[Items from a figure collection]

= = = = = = =

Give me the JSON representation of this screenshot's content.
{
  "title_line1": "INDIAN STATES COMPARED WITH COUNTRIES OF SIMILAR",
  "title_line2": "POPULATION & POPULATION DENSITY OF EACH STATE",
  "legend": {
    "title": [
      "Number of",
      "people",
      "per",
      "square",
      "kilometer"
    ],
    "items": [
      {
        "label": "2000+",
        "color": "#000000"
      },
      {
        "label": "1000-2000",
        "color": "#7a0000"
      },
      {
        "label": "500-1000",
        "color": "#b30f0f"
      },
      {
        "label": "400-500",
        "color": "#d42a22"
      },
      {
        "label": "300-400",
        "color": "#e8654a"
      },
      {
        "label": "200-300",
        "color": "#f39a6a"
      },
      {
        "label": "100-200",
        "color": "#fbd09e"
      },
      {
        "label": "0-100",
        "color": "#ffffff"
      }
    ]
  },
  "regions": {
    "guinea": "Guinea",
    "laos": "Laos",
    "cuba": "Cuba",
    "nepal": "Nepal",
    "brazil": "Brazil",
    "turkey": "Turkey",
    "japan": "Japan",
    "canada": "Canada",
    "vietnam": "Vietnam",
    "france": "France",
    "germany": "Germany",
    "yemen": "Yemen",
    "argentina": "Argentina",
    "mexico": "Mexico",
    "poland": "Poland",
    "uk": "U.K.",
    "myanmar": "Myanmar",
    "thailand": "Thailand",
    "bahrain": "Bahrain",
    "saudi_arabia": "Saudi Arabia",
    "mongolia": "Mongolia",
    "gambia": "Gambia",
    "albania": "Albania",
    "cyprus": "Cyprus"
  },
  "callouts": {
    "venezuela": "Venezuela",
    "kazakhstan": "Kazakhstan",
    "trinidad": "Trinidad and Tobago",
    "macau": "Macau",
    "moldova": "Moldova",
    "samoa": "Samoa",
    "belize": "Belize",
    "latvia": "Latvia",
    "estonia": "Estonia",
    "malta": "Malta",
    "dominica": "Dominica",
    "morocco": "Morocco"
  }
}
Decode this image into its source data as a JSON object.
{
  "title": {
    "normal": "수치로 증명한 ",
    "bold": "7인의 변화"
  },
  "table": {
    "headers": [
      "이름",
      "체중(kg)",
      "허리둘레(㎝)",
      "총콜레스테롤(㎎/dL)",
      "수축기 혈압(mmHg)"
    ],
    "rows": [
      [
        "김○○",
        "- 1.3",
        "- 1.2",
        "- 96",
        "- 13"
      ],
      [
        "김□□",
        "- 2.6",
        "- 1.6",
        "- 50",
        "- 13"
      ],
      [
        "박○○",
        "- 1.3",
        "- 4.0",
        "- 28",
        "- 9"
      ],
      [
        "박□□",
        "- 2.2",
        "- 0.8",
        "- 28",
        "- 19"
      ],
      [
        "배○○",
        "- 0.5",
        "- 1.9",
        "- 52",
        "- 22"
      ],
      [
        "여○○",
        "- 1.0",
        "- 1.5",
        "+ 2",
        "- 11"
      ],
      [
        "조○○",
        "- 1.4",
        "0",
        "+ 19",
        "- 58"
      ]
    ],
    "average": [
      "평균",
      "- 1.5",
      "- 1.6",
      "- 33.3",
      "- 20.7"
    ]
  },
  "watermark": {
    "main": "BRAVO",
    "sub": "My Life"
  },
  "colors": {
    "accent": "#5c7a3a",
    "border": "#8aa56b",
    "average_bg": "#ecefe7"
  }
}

= = = = = = =

Task to carry out :: In the records above, how many lines include the string "this"? Answer with only the number.

Output of the exercise :: 2